What the task asks — Your task is to repeat all of the material exactly.

Supplied data —
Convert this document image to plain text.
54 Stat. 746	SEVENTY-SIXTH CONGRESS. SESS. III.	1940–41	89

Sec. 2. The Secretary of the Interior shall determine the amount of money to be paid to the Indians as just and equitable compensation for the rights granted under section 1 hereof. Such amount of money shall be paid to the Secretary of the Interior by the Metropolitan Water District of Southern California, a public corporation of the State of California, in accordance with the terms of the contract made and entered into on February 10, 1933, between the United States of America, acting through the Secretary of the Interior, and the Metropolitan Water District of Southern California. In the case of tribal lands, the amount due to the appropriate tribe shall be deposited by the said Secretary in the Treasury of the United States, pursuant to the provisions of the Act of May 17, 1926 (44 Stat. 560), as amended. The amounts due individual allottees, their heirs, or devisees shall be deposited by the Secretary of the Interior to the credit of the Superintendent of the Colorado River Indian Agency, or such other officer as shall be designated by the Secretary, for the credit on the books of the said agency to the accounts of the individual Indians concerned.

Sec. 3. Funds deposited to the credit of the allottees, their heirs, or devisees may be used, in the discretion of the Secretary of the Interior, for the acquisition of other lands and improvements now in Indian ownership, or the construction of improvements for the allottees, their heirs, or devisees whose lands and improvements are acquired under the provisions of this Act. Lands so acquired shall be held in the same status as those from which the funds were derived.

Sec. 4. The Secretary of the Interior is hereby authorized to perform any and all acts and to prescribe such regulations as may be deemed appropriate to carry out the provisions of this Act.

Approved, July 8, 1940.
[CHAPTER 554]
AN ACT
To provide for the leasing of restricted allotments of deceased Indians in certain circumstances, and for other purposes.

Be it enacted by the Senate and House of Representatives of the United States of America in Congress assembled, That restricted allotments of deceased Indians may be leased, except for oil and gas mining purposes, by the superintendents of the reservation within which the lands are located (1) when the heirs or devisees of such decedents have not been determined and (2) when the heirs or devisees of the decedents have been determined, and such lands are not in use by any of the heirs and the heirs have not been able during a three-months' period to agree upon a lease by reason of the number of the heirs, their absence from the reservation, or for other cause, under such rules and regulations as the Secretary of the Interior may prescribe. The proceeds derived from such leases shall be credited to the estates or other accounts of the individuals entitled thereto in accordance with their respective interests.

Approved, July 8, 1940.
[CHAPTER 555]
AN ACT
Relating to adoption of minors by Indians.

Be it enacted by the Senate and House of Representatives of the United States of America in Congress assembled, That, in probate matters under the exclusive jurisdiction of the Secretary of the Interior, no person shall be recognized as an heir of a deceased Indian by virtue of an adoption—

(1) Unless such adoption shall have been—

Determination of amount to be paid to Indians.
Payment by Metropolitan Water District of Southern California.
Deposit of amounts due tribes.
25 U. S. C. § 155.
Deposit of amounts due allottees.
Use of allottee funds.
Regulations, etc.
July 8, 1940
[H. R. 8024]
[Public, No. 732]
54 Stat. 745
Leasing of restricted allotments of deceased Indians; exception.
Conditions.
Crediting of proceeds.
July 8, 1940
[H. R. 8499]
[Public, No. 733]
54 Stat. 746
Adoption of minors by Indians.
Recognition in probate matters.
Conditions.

Final result —
Convert this document image to plain text.
54 Stat. 746	SEVENTY-SIXTH CONGRESS. SESS. III.	1940–41	89

Sec. 2. The Secretary of the Interior shall determine the amount of money to be paid to the Indians as just and equitable compensation for the rights granted under section 1 hereof. Such amount of money shall be paid to the Secretary of the Interior by the Metropolitan Water District of Southern California, a public corporation of the State of California, in accordance with the terms of the contract made and entered into on February 10, 1933, between the United States of America, acting through the Secretary of the Interior, and the Metropolitan Water District of Southern California. In the case of tribal lands, the amount due to the appropriate tribe shall be deposited by the said Secretary in the Treasury of the United States, pursuant to the provisions of the Act of May 17, 1926 (44 Stat. 560), as amended. The amounts due individual allottees, their heirs, or devisees shall be deposited by the Secretary of the Interior to the credit of the Superintendent of the Colorado River Indian Agency, or such other officer as shall be designated by the Secretary, for the credit on the books of the said agency to the accounts of the individual Indians concerned.

Sec. 3. Funds deposited to the credit of the allottees, their heirs, or devisees may be used, in the discretion of the Secretary of the Interior, for the acquisition of other lands and improvements now in Indian ownership, or the construction of improvements for the allottees, their heirs, or devisees whose lands and improvements are acquired under the provisions of this Act. Lands so acquired shall be held in the same status as those from which the funds were derived.

Sec. 4. The Secretary of the Interior is hereby authorized to perform any and all acts and to prescribe such regulations as may be deemed appropriate to carry out the provisions of this Act.

Approved, July 8, 1940.
[CHAPTER 554]
AN ACT
To provide for the leasing of restricted allotments of deceased Indians in certain circumstances, and for other purposes.

Be it enacted by the Senate and House of Representatives of the United States of America in Congress assembled, That restricted allotments of deceased Indians may be leased, except for oil and gas mining purposes, by the superintendents of the reservation within which the lands are located (1) when the heirs or devisees of such decedents have not been determined and (2) when the heirs or devisees of the decedents have been determined, and such lands are not in use by any of the heirs and the heirs have not been able during a three-months' period to agree upon a lease by reason of the number of the heirs, their absence from the reservation, or for other cause, under such rules and regulations as the Secretary of the Interior may prescribe. The proceeds derived from such leases shall be credited to the estates or other accounts of the individuals entitled thereto in accordance with their respective interests.

Approved, July 8, 1940.
[CHAPTER 555]
AN ACT
Relating to adoption of minors by Indians.

Be it enacted by the Senate and House of Representatives of the United States of America in Congress assembled, That, in probate matters under the exclusive jurisdiction of the Secretary of the Interior, no person shall be recognized as an heir of a deceased Indian by virtue of an adoption—

(1) Unless such adoption shall have been—

Determination of amount to be paid to Indians.
Payment by Metropolitan Water District of Southern California.
Deposit of amounts due tribes.
25 U. S. C. § 155.
Deposit of amounts due allottees.
Use of allottee funds.
Regulations, etc.
July 8, 1940
[H. R. 8024]
[Public, No. 732]
54 Stat. 745
Leasing of restricted allotments of deceased Indians; exception.
Conditions.
Crediting of proceeds.
July 8, 1940
[H. R. 8499]
[Public, No. 733]
54 Stat. 746
Adoption of minors by Indians.
Recognition in probate matters.
Conditions.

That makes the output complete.